◆ PROBLEM REQUIREMENTS ◆
All the data should be repeated exactly. Any image in it is left out.

start MATERIAL

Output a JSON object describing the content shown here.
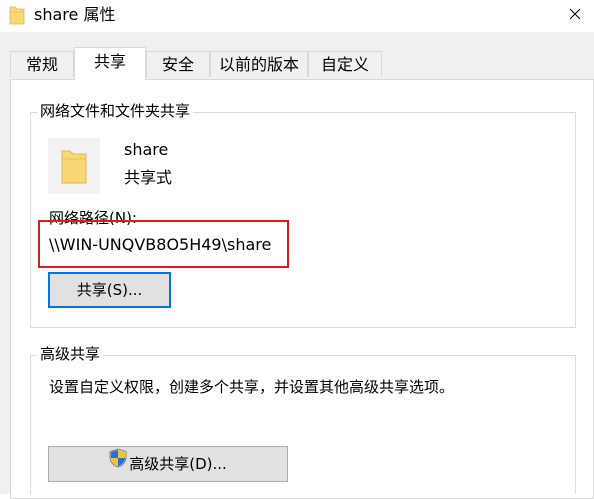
{
  "window": {
    "title": "share 属性",
    "folder_icon_color": "#f8d775"
  },
  "tabs": [
    {
      "label": "常规",
      "active": false
    },
    {
      "label": "共享",
      "active": true
    },
    {
      "label": "安全",
      "active": false
    },
    {
      "label": "以前的版本",
      "active": false
    },
    {
      "label": "自定义",
      "active": false
    }
  ],
  "network_sharing": {
    "group_title": "网络文件和文件夹共享",
    "folder_name": "share",
    "status": "共享式",
    "path_label": "网络路径(N):",
    "path_value": "\\\\WIN-UNQVB8O5H49\\share",
    "share_button": "共享(S)..."
  },
  "advanced_sharing": {
    "group_title": "高级共享",
    "description": "设置自定义权限，创建多个共享，并设置其他高级共享选项。",
    "button": "高级共享(D)..."
  },
  "colors": {
    "highlight": "#e01b1b",
    "focus_border": "#0078d7"
  }
}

end MATERIAL

◆ EXPECTED ANSWER ◆
Output a JSON object describing the content shown here.
{
  "window": {
    "title": "share 属性",
    "folder_icon_color": "#f8d775"
  },
  "tabs": [
    {
      "label": "常规",
      "active": false
    },
    {
      "label": "共享",
      "active": true
    },
    {
      "label": "安全",
      "active": false
    },
    {
      "label": "以前的版本",
      "active": false
    },
    {
      "label": "自定义",
      "active": false
    }
  ],
  "network_sharing": {
    "group_title": "网络文件和文件夹共享",
    "folder_name": "share",
    "status": "共享式",
    "path_label": "网络路径(N):",
    "path_value": "\\\\WIN-UNQVB8O5H49\\share",
    "share_button": "共享(S)..."
  },
  "advanced_sharing": {
    "group_title": "高级共享",
    "description": "设置自定义权限，创建多个共享，并设置其他高级共享选项。",
    "button": "高级共享(D)..."
  },
  "colors": {
    "highlight": "#e01b1b",
    "focus_border": "#0078d7"
  }
}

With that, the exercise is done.